◆ **Work instructions**: Report how many lines of the entries below contain the word "نماز", and nothing more.

Data listing:
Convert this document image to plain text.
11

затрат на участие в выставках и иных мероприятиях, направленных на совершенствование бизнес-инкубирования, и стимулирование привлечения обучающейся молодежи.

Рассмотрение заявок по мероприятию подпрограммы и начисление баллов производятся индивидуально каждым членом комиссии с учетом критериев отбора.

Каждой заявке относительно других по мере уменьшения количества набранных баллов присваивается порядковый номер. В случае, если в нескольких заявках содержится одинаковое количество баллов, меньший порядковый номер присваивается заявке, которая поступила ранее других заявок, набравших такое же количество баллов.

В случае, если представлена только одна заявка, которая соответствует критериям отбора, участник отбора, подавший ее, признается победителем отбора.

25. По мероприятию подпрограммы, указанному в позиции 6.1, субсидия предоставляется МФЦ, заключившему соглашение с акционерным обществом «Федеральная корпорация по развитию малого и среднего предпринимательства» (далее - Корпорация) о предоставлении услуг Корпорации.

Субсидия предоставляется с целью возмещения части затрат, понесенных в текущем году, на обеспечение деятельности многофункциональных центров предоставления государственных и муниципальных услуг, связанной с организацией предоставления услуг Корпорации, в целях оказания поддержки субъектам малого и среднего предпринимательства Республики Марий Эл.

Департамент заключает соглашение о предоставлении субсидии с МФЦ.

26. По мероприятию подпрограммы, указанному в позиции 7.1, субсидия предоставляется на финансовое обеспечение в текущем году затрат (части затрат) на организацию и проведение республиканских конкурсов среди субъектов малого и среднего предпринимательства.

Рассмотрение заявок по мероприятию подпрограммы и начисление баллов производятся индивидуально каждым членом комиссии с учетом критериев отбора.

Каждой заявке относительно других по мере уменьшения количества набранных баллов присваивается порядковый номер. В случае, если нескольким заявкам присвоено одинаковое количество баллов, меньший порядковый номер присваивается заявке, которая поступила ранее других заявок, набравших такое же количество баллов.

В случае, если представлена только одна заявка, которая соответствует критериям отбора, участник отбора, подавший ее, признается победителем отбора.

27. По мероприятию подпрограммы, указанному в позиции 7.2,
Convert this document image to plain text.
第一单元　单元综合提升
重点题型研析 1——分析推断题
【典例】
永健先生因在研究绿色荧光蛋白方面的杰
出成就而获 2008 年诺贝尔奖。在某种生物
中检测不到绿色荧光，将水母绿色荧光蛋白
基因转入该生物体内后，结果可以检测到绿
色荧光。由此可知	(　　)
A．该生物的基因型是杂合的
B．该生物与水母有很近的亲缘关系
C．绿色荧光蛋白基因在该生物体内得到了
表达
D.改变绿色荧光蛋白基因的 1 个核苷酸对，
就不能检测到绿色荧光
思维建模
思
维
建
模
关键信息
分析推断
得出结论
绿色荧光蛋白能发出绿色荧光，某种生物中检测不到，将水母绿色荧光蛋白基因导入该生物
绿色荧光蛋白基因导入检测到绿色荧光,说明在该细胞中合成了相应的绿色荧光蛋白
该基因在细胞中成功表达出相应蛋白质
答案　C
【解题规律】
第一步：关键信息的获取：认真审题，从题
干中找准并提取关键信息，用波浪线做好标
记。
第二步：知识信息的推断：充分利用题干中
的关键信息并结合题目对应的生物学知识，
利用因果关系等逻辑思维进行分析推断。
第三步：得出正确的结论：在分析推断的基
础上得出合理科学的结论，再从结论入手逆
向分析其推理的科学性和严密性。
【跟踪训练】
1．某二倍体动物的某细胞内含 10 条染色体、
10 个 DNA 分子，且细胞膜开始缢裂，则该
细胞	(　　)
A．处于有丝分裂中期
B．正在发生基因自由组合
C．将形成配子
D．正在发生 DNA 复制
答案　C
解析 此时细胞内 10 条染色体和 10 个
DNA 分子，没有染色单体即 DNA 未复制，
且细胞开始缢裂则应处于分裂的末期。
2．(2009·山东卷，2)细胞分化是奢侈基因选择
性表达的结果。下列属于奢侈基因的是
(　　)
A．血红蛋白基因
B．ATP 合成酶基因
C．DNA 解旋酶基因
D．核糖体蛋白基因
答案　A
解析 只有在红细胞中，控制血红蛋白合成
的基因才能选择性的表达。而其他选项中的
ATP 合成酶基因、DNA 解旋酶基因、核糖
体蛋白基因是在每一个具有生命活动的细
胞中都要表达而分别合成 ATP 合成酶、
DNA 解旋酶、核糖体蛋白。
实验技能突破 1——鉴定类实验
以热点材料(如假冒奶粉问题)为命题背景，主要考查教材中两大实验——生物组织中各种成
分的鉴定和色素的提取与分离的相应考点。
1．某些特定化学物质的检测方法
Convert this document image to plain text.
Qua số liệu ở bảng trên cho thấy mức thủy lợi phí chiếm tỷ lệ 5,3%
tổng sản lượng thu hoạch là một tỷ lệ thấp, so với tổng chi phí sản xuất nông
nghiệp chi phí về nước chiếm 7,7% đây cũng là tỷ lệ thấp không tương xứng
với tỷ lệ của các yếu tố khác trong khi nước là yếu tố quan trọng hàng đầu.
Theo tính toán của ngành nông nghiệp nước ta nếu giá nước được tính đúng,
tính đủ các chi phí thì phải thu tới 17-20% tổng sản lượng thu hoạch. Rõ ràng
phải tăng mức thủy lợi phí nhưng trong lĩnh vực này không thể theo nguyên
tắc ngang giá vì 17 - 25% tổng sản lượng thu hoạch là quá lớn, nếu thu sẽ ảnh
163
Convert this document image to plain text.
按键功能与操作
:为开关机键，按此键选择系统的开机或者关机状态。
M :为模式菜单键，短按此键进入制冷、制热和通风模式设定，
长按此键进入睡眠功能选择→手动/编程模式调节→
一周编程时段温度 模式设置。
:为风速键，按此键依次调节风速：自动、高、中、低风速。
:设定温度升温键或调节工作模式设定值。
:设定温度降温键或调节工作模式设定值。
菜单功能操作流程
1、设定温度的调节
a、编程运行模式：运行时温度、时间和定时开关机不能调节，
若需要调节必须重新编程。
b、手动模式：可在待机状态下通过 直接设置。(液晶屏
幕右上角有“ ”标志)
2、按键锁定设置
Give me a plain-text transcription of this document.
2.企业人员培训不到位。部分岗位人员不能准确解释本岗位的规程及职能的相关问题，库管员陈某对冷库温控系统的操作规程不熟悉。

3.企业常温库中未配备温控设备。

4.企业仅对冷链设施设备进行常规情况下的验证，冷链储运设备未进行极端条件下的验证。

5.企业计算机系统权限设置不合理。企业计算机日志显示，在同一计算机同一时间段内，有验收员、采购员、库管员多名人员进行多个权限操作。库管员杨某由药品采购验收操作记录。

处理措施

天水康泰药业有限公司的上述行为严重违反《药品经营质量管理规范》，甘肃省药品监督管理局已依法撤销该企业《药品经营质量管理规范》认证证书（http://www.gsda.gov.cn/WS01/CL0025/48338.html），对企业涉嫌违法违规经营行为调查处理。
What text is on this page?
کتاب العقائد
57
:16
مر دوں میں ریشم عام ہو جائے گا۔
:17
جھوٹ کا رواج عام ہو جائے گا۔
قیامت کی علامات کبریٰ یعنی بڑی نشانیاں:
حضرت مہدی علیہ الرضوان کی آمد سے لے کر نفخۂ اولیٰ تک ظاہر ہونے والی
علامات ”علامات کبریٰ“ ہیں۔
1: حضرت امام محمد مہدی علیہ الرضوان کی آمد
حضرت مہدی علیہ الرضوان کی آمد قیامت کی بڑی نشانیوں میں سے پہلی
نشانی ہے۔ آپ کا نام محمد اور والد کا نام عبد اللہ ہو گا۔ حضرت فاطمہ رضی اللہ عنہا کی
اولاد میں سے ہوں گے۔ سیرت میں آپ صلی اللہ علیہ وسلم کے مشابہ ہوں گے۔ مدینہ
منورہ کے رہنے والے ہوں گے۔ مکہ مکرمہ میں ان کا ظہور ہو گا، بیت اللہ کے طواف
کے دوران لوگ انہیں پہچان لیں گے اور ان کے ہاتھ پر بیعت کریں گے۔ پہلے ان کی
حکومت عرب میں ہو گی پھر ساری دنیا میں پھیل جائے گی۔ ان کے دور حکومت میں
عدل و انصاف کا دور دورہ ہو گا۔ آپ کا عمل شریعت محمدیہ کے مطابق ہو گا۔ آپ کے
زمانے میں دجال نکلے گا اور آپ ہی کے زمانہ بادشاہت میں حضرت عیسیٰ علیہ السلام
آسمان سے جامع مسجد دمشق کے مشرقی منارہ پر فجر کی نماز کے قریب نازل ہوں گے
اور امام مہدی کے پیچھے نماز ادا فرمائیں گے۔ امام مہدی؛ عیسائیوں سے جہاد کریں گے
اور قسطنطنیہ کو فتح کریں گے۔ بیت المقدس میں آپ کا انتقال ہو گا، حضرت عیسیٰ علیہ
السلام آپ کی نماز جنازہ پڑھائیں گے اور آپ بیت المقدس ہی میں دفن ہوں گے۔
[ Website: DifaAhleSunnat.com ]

◆ **Output of the task**: 3